* begin EXTRACTED ENTRIES *
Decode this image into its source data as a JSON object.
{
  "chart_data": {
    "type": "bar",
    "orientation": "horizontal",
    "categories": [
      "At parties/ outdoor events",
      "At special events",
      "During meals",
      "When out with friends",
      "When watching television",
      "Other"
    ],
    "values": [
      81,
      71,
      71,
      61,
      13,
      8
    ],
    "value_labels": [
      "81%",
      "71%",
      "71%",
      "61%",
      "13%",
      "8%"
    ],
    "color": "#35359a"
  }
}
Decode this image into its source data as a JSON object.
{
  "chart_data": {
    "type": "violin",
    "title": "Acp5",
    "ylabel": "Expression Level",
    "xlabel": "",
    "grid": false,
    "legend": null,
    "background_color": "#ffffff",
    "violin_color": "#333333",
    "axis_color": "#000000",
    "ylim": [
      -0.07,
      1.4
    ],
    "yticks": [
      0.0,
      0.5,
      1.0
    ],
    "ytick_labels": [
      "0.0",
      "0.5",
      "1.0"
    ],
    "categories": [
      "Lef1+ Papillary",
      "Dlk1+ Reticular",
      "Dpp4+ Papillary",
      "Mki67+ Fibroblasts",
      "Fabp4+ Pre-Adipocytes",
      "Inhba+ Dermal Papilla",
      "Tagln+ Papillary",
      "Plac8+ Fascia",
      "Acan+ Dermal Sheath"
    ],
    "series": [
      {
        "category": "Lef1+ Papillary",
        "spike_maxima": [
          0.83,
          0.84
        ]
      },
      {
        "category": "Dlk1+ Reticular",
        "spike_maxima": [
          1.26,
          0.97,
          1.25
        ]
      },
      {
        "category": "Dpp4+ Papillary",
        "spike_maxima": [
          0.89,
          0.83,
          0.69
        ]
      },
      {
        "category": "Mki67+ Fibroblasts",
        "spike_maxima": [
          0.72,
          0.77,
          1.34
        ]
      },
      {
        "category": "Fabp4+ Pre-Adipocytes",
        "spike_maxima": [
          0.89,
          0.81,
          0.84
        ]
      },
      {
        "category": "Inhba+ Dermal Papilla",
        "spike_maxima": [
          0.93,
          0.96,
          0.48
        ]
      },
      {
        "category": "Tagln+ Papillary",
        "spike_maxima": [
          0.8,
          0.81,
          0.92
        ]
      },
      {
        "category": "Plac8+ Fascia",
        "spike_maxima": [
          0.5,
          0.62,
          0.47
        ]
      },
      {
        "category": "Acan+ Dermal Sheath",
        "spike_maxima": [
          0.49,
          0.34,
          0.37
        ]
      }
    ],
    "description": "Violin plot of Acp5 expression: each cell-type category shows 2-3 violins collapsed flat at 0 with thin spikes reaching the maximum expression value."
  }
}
* end EXTRACTED ENTRIES *
* _DIRECTIVE_
Retype the records in full. Keep every line identical to the original.

* _SOLUTION_
Decode this image into its source data as a JSON object.
{
  "chart_data": {
    "type": "bar",
    "orientation": "horizontal",
    "categories": [
      "At parties/ outdoor events",
      "At special events",
      "During meals",
      "When out with friends",
      "When watching television",
      "Other"
    ],
    "values": [
      81,
      71,
      71,
      61,
      13,
      8
    ],
    "value_labels": [
      "81%",
      "71%",
      "71%",
      "61%",
      "13%",
      "8%"
    ],
    "color": "#35359a"
  }
}
Decode this image into its source data as a JSON object.
{
  "chart_data": {
    "type": "violin",
    "title": "Acp5",
    "ylabel": "Expression Level",
    "xlabel": "",
    "grid": false,
    "legend": null,
    "background_color": "#ffffff",
    "violin_color": "#333333",
    "axis_color": "#000000",
    "ylim": [
      -0.07,
      1.4
    ],
    "yticks": [
      0.0,
      0.5,
      1.0
    ],
    "ytick_labels": [
      "0.0",
      "0.5",
      "1.0"
    ],
    "categories": [
      "Lef1+ Papillary",
      "Dlk1+ Reticular",
      "Dpp4+ Papillary",
      "Mki67+ Fibroblasts",
      "Fabp4+ Pre-Adipocytes",
      "Inhba+ Dermal Papilla",
      "Tagln+ Papillary",
      "Plac8+ Fascia",
      "Acan+ Dermal Sheath"
    ],
    "series": [
      {
        "category": "Lef1+ Papillary",
        "spike_maxima": [
          0.83,
          0.84
        ]
      },
      {
        "category": "Dlk1+ Reticular",
        "spike_maxima": [
          1.26,
          0.97,
          1.25
        ]
      },
      {
        "category": "Dpp4+ Papillary",
        "spike_maxima": [
          0.89,
          0.83,
          0.69
        ]
      },
      {
        "category": "Mki67+ Fibroblasts",
        "spike_maxima": [
          0.72,
          0.77,
          1.34
        ]
      },
      {
        "category": "Fabp4+ Pre-Adipocytes",
        "spike_maxima": [
          0.89,
          0.81,
          0.84
        ]
      },
      {
        "category": "Inhba+ Dermal Papilla",
        "spike_maxima": [
          0.93,
          0.96,
          0.48
        ]
      },
      {
        "category": "Tagln+ Papillary",
        "spike_maxima": [
          0.8,
          0.81,
          0.92
        ]
      },
      {
        "category": "Plac8+ Fascia",
        "spike_maxima": [
          0.5,
          0.62,
          0.47
        ]
      },
      {
        "category": "Acan+ Dermal Sheath",
        "spike_maxima": [
          0.49,
          0.34,
          0.37
        ]
      }
    ],
    "description": "Violin plot of Acp5 expression: each cell-type category shows 2-3 violins collapsed flat at 0 with thin spikes reaching the maximum expression value."
  }
}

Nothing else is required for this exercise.